§ **PROVIDED TEXT**:
But surely the government can be trusted to protect this data. Right. The U.S. Department of Education (USED) has been found shockingly lax in protecting the enormous amount of sensitive PII it already has, primarily through its office of Federal Student Aid. After a hearing uncovered the practically non-existent data-security at USED, Rep. Jason Chaffetz (R-UT) observed that “almost half the population of the United States of America has their personal information sitting in this database which is not secure.”

But security aside, the compilation of enormous amounts of personal data on American citizens fundamentally changes the relationship between the individual and government. It has an intimidating effect on the individual – even if the data is never used. This is especially true when the collector wields the force of law. A citizen who is afraid of what the government has on him is a citizen who will be loath to challenge that government.

Because such surveillance and tracking is (or should be) anathema in America, Congress wisely prohibited it in the Higher Education Act. But goaded by special-interest vultures well-funded by such rogues as the Bill & Melinda Gates Foundation, Congress is – on a bipartisan basis – weakening.

An early sign was introduction of the Student Right to Know Before You Go Act, which would allow a unit-record system with the excuse of informing prospective college students about the earnings of particular colleges’ graduates. This surveillance and tracking bill was co-sponsored by Sen. Marco Rubio (R-FL), whose family, you may recall from the campaign, is from Cuba. CUBA, for crying out loud. How can someone from Cuba not realize the dangers of the government’s tracking individuals throughout their lives?

And now we have the bipartisan Commission to produce a glossy report recommending repeal of the unit-record ban in service of research and “consumer information.”

Document understanding data:

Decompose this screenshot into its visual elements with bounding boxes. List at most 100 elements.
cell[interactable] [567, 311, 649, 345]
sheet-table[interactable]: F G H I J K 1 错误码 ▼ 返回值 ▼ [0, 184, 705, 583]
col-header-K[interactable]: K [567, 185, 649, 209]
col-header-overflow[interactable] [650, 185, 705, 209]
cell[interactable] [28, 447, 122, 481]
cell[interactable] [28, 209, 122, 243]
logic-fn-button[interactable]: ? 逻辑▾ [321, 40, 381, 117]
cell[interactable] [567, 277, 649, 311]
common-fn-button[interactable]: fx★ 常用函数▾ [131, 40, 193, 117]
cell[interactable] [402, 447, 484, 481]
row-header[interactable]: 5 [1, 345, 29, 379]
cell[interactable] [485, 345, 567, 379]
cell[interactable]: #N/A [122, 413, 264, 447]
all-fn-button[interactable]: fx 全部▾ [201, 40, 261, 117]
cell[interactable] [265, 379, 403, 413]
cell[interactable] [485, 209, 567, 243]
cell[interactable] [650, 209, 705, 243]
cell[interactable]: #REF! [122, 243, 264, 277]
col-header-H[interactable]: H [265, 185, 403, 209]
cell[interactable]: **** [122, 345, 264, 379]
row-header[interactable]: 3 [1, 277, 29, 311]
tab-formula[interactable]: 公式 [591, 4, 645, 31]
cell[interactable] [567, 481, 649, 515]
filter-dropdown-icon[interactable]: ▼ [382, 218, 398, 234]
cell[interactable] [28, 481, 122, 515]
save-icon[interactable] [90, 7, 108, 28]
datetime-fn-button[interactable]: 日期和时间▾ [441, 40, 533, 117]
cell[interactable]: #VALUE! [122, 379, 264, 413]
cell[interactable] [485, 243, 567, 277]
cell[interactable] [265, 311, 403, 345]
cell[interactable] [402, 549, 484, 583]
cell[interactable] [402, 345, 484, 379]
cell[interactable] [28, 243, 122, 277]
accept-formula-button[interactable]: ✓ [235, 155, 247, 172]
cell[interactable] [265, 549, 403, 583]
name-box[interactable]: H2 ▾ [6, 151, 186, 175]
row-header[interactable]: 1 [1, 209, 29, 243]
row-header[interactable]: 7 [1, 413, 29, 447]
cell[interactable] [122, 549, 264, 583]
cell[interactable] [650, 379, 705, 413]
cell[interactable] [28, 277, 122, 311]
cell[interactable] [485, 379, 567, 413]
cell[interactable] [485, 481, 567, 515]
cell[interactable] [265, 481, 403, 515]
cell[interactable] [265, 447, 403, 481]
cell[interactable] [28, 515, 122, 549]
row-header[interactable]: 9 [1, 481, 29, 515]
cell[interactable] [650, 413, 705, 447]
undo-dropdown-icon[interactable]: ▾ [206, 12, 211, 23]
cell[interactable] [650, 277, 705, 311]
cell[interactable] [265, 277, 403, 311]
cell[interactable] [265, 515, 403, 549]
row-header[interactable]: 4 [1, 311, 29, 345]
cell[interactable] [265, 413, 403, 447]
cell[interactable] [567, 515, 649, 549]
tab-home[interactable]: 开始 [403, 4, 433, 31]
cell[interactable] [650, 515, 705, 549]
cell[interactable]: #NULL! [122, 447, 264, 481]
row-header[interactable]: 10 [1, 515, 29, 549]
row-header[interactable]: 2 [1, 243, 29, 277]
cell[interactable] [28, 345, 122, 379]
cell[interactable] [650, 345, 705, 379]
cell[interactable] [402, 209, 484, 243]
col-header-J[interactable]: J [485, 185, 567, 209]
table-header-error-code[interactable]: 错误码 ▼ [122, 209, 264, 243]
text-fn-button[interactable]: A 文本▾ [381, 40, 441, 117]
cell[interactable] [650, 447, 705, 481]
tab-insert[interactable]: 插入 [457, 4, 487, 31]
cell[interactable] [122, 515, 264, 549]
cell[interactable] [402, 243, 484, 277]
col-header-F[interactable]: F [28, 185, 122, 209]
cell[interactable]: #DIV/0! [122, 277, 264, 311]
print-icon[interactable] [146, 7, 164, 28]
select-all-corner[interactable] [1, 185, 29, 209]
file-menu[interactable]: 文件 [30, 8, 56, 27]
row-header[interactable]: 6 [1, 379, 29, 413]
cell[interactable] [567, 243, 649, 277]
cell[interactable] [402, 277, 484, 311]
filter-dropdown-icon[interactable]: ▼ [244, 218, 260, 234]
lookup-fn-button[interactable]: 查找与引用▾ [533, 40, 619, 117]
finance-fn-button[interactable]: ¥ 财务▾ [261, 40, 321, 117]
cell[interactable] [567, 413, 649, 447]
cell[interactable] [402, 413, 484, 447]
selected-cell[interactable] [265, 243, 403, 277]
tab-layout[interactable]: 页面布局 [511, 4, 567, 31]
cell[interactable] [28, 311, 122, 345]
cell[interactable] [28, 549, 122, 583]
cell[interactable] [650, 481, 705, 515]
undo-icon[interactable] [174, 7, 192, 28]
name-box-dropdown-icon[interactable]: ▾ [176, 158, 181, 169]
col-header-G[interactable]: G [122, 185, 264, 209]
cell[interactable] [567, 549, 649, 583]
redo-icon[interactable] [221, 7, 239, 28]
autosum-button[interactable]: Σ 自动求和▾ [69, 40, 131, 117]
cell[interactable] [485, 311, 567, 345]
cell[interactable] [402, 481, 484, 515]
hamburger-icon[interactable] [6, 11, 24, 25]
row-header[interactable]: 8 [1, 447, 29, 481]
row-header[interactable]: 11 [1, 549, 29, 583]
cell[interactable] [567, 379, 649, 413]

§ **WHAT THIS TASK INVOLVES**: Extract the full text on student data and government surveillance, word for word. This material was drawn from a different source than the text.

§ **RESPONSE TO THIS EXERCISE**:
But surely the government can be trusted to protect this data. Right. The U.S. Department of Education (USED) has been found shockingly lax in protecting the enormous amount of sensitive PII it already has, primarily through its office of Federal Student Aid. After a hearing uncovered the practically non-existent data-security at USED, Rep. Jason Chaffetz (R-UT) observed that “almost half the population of the United States of America has their personal information sitting in this database which is not secure.”

But security aside, the compilation of enormous amounts of personal data on American citizens fundamentally changes the relationship between the individual and government. It has an intimidating effect on the individual – even if the data is never used. This is especially true when the collector wields the force of law. A citizen who is afraid of what the government has on him is a citizen who will be loath to challenge that government.

Because such surveillance and tracking is (or should be) anathema in America, Congress wisely prohibited it in the Higher Education Act. But goaded by special-interest vultures well-funded by such rogues as the Bill & Melinda Gates Foundation, Congress is – on a bipartisan basis – weakening.

An early sign was introduction of the Student Right to Know Before You Go Act, which would allow a unit-record system with the excuse of informing prospective college students about the earnings of particular colleges’ graduates. This surveillance and tracking bill was co-sponsored by Sen. Marco Rubio (R-FL), whose family, you may recall from the campaign, is from Cuba. CUBA, for crying out loud. How can someone from Cuba not realize the dangers of the government’s tracking individuals throughout their lives?

And now we have the bipartisan Commission to produce a glossy report recommending repeal of the unit-record ban in service of research and “consumer information.”